*WHAT YOU ARE ASKED TO DO*:
Count the lines containing "class". Give the number alone.

*PROVIDED ENTRIES*:
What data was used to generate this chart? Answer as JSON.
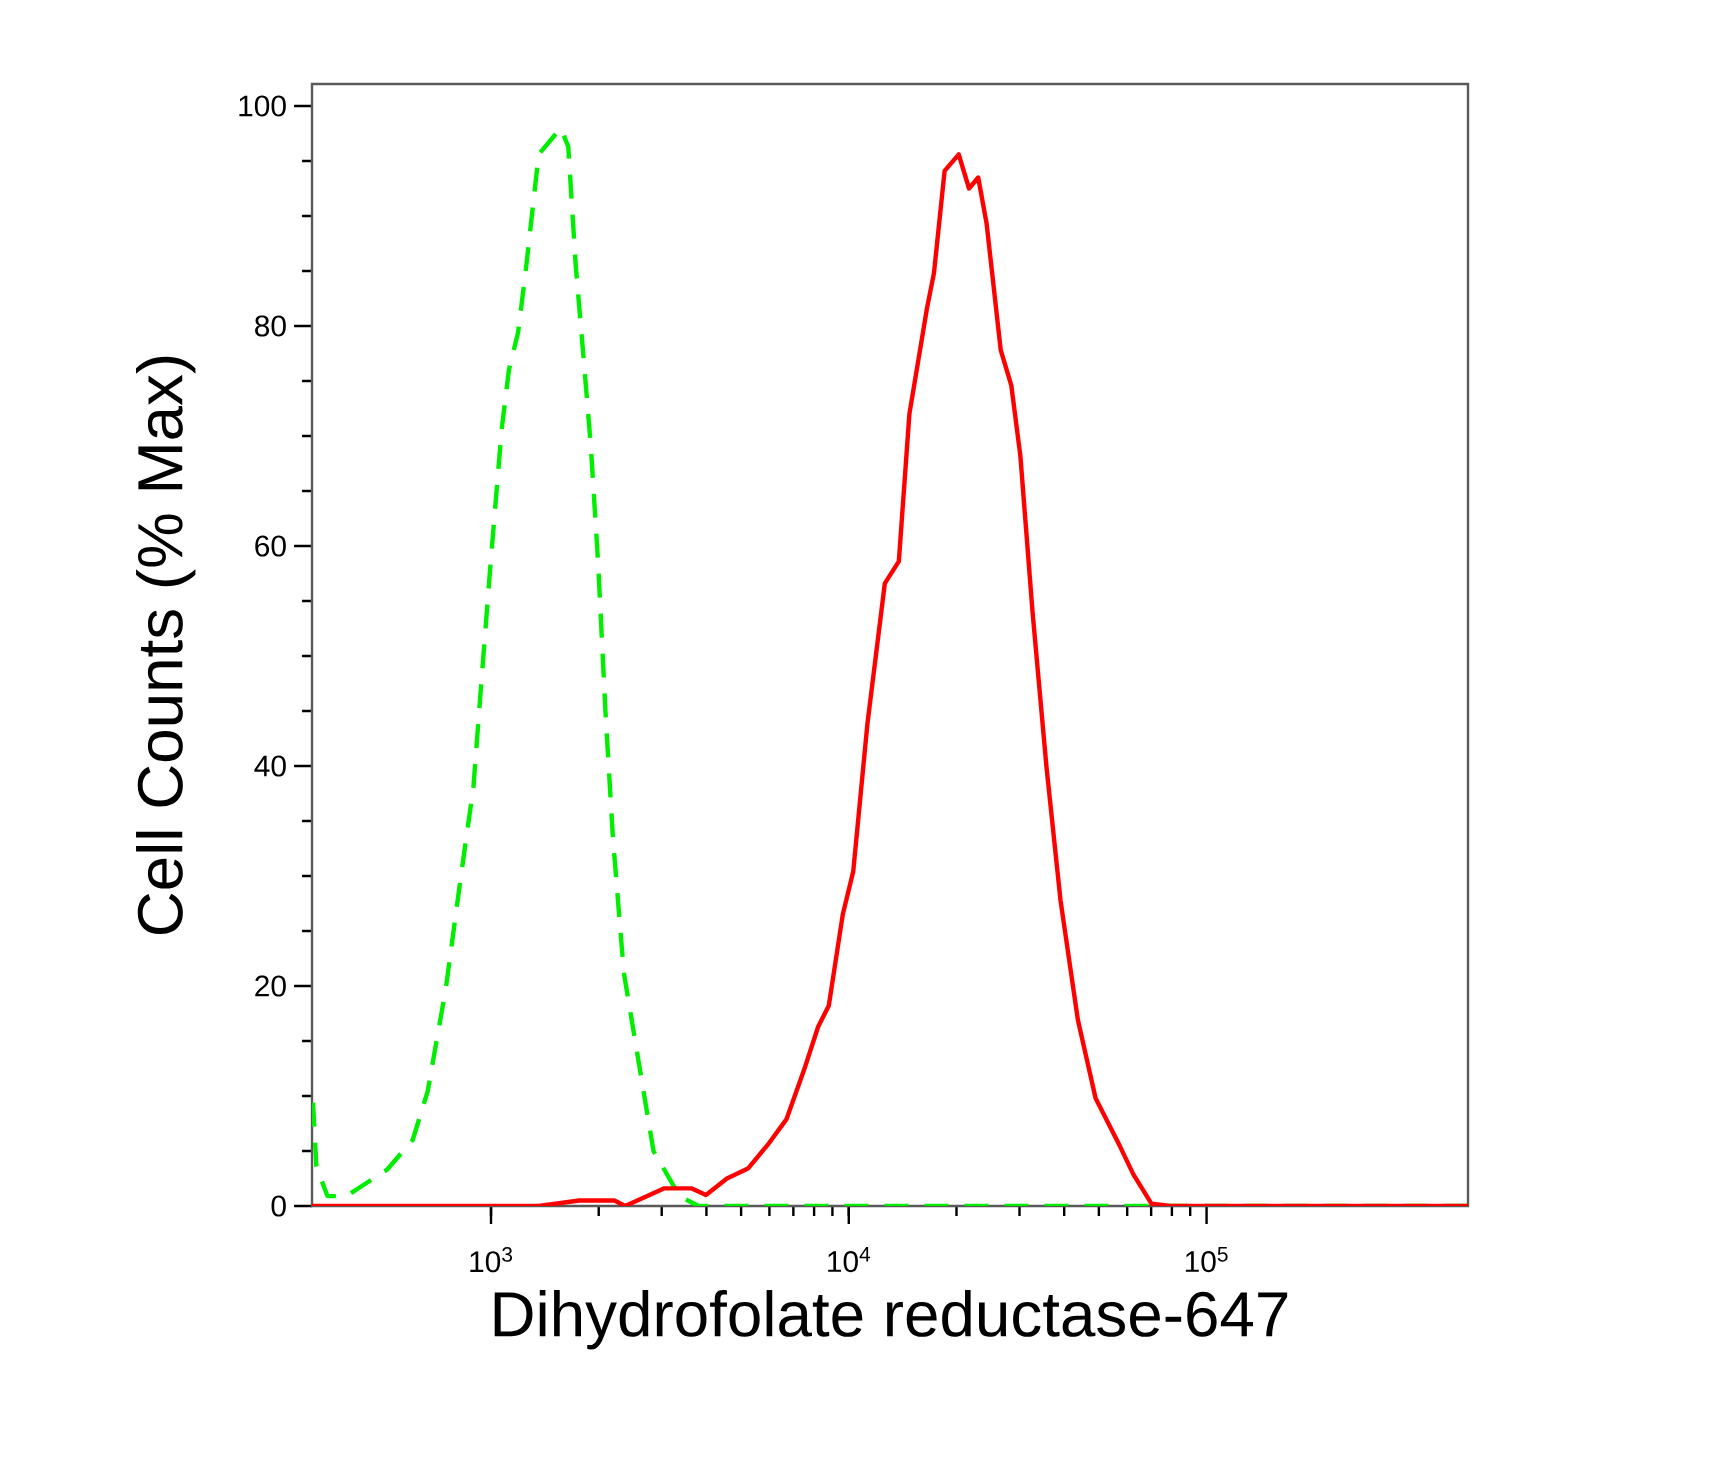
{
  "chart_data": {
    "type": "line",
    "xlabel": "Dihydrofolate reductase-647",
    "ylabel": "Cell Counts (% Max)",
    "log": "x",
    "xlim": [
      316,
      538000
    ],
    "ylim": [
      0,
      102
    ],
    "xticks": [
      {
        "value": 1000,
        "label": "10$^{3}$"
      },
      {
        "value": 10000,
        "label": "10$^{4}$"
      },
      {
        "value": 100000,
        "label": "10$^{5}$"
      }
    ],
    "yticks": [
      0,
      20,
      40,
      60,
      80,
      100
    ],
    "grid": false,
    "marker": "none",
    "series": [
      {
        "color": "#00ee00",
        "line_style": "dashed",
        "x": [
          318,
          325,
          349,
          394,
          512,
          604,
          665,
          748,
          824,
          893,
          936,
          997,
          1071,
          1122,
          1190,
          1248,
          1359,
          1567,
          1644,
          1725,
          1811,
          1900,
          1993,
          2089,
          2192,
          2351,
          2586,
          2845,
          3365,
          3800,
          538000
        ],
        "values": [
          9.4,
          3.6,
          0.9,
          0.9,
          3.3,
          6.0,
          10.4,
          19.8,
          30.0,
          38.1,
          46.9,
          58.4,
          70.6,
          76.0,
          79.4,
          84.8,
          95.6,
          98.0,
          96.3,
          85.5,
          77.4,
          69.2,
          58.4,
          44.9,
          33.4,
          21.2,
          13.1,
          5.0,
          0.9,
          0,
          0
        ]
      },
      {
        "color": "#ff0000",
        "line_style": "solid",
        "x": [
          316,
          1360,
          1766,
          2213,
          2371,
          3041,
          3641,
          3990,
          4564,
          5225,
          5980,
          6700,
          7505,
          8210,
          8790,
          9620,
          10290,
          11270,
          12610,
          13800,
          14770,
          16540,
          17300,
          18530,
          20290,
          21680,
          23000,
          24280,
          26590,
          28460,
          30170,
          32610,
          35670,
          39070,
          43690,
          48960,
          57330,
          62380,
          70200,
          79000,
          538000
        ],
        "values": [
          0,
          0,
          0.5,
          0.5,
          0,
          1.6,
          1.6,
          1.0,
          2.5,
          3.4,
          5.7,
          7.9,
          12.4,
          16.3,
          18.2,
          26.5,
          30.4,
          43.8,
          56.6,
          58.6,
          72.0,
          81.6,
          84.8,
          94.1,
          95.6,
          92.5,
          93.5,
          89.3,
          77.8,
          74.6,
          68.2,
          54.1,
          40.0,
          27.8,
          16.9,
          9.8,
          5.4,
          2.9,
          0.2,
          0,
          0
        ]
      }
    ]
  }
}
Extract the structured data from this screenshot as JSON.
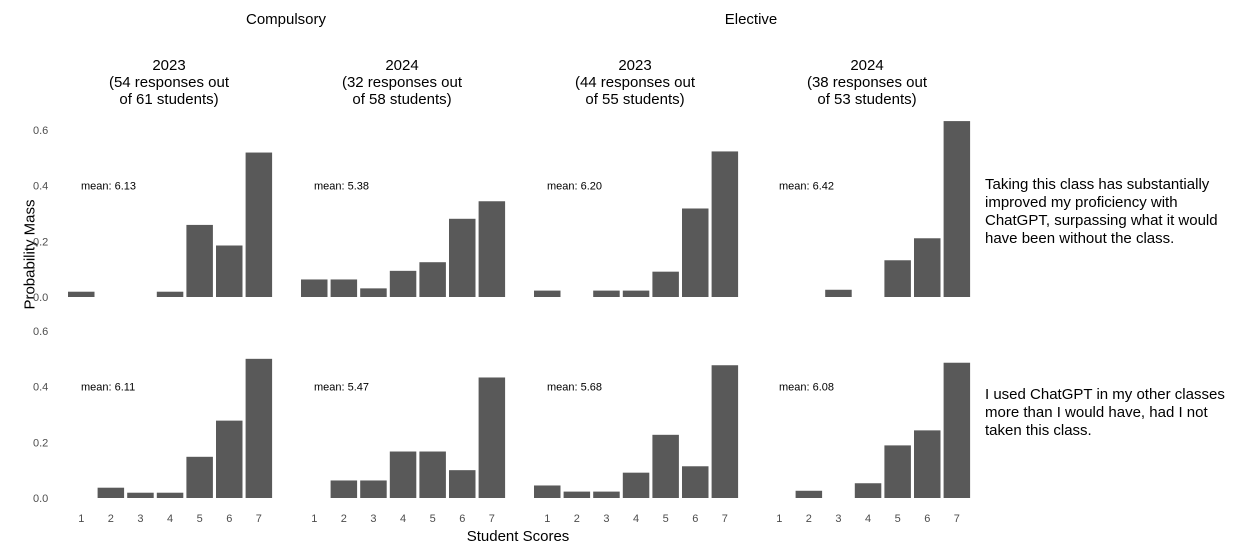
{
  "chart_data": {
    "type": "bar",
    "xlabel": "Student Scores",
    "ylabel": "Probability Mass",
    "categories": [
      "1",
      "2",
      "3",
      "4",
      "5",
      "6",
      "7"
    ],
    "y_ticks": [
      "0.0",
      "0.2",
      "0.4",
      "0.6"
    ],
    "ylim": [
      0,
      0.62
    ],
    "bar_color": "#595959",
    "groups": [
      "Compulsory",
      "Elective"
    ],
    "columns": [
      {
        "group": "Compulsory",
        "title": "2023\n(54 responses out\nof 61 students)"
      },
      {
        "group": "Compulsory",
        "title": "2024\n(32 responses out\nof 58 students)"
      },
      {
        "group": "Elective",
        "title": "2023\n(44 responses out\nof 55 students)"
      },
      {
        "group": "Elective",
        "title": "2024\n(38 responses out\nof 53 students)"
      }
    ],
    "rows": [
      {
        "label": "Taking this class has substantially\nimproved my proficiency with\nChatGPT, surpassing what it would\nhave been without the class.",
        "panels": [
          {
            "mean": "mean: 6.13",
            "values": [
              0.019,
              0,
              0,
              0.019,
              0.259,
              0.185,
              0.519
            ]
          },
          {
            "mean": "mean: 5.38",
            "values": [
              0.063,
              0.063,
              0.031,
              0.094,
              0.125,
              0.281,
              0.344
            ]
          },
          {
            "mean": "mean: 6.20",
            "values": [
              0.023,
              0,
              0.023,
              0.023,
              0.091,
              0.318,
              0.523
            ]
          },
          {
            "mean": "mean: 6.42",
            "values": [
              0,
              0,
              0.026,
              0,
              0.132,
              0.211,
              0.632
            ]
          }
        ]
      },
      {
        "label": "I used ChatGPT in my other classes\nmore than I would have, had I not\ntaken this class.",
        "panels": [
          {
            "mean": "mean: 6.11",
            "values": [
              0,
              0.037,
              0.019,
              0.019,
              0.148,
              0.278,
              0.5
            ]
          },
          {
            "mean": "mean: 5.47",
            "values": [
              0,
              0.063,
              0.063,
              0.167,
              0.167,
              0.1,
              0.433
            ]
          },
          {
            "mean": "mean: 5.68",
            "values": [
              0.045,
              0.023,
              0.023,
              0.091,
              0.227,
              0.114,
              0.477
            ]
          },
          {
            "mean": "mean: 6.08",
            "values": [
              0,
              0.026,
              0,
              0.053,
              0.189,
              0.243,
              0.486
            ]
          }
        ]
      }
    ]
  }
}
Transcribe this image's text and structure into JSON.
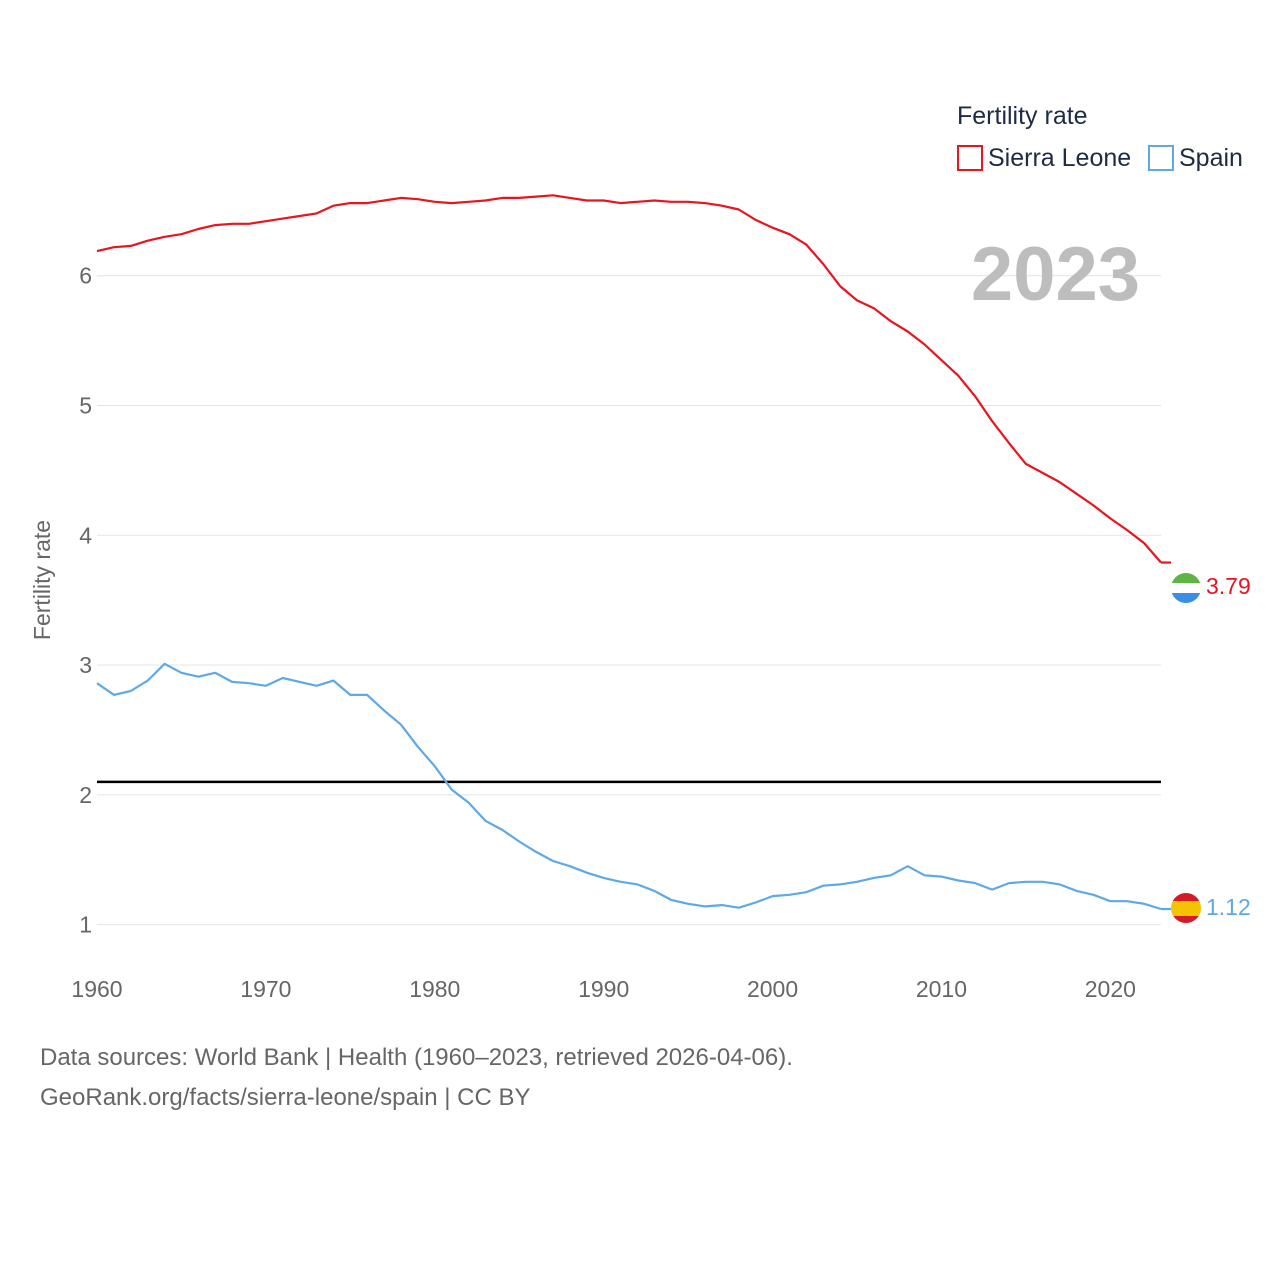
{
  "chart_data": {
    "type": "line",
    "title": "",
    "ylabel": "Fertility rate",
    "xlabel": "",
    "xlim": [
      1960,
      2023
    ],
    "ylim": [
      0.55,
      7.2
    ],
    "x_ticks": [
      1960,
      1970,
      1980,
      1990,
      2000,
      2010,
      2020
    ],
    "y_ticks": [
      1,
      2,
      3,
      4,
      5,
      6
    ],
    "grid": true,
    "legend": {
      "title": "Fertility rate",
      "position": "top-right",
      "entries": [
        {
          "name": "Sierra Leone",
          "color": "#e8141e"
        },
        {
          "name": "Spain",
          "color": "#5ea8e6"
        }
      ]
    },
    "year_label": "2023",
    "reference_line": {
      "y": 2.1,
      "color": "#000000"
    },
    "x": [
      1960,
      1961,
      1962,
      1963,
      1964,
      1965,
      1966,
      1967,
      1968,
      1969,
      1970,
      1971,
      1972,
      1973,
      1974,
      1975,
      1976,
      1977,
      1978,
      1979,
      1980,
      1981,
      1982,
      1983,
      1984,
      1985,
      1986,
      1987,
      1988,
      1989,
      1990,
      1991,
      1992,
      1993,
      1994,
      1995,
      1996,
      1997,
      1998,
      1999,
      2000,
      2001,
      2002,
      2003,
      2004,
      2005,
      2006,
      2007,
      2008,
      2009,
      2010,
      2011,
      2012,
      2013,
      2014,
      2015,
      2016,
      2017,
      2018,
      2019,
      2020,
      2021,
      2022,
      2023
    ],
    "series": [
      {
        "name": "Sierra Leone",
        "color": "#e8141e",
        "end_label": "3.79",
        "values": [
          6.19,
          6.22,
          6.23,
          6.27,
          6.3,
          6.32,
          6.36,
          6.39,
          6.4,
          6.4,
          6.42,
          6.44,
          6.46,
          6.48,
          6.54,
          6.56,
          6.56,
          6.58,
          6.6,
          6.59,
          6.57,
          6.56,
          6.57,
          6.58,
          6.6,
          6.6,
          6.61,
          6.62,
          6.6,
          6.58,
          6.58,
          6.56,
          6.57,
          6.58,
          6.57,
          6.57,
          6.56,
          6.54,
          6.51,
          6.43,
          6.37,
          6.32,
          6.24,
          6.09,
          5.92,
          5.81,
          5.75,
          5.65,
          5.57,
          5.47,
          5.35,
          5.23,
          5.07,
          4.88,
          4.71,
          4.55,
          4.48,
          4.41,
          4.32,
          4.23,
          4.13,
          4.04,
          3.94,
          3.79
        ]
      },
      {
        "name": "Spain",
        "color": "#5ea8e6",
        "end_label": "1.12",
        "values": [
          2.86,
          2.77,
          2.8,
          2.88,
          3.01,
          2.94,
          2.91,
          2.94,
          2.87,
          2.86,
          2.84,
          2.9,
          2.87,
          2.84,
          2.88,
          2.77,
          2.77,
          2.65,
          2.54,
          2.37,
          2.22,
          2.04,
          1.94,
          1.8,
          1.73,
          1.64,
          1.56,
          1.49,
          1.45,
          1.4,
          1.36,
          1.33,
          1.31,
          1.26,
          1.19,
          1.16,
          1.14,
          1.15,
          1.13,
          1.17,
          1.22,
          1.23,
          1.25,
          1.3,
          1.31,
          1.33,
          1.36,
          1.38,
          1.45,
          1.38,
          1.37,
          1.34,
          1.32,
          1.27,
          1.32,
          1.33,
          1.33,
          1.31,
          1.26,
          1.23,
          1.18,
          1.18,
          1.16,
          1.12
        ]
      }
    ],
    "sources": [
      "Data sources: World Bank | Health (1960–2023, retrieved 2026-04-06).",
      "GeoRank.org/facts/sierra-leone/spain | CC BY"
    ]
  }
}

*WRITTEN SOLUTION*:
2